WORK TO BE COMPLETED: Find the lines that hold the word "напряжение" and return them.

DATA SHOWN:
------------------------------------
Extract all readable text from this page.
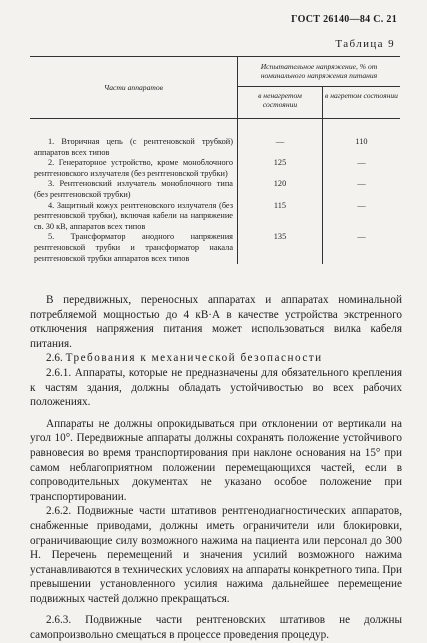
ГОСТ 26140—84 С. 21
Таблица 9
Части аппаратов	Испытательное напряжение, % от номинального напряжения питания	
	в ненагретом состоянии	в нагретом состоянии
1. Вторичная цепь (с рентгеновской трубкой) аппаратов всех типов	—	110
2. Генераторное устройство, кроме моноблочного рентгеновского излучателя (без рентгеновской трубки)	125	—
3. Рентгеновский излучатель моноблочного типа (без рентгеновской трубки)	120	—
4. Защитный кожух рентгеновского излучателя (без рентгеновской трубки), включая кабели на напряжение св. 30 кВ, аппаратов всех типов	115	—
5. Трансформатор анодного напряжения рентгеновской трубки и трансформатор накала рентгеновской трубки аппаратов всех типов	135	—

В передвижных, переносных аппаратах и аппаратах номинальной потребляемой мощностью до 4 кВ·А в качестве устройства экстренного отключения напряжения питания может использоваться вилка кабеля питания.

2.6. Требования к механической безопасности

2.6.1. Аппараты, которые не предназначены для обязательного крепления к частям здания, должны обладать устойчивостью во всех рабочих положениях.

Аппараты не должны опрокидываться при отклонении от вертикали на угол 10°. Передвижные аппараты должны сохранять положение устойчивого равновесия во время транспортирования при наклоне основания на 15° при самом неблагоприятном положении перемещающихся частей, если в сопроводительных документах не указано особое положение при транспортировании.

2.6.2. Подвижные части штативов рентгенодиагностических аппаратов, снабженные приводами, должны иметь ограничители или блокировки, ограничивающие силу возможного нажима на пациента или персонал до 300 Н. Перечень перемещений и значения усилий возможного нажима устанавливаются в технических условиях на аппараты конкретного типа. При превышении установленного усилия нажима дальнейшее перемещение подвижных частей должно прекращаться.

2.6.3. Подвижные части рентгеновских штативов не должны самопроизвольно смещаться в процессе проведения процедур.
------------------------------------
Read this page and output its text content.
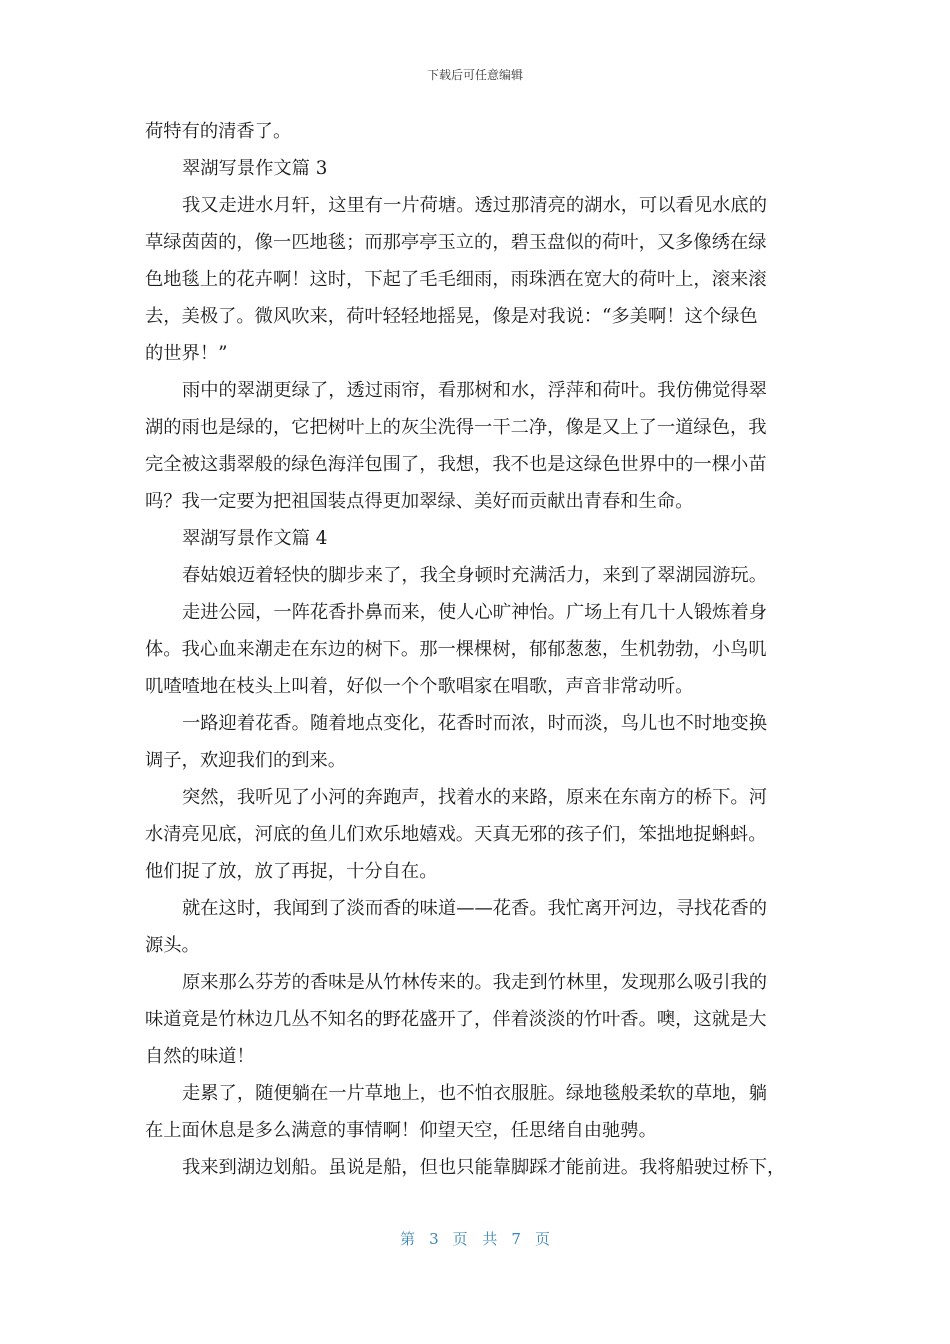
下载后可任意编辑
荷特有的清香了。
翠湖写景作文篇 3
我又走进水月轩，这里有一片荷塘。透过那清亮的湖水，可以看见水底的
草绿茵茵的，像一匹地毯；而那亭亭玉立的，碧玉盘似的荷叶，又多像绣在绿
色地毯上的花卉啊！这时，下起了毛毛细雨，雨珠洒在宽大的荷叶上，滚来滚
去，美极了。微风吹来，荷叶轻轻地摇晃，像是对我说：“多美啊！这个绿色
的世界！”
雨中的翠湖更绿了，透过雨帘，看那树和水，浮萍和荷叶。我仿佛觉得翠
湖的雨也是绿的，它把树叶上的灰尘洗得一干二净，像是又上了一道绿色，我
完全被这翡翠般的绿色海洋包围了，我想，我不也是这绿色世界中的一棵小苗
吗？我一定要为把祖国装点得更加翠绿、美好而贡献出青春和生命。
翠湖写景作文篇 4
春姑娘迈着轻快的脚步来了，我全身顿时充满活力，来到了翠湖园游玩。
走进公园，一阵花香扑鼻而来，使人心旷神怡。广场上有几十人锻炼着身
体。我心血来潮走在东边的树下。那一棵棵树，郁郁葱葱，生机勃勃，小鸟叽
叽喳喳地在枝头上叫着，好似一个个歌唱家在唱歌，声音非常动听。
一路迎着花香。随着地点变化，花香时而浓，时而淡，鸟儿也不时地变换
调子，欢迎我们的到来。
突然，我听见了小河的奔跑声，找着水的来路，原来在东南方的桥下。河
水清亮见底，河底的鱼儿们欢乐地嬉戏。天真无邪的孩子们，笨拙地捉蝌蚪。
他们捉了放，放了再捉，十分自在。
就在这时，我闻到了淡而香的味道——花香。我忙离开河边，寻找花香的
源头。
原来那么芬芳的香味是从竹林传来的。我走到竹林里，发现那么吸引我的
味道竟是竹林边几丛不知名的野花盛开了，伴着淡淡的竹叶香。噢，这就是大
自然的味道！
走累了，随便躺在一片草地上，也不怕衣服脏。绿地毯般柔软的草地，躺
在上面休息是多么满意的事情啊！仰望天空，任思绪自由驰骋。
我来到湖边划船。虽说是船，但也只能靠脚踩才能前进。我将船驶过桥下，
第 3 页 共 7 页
------------------------------------
THE RESPONSE:
Части аппаратов	Испытательное напряжение, % от номинального напряжения питания	
4. Защитный кожух рентгеновского излучателя (без рентгеновской трубки), включая кабели на напряжение св. 30 кВ, аппаратов всех типов	115	—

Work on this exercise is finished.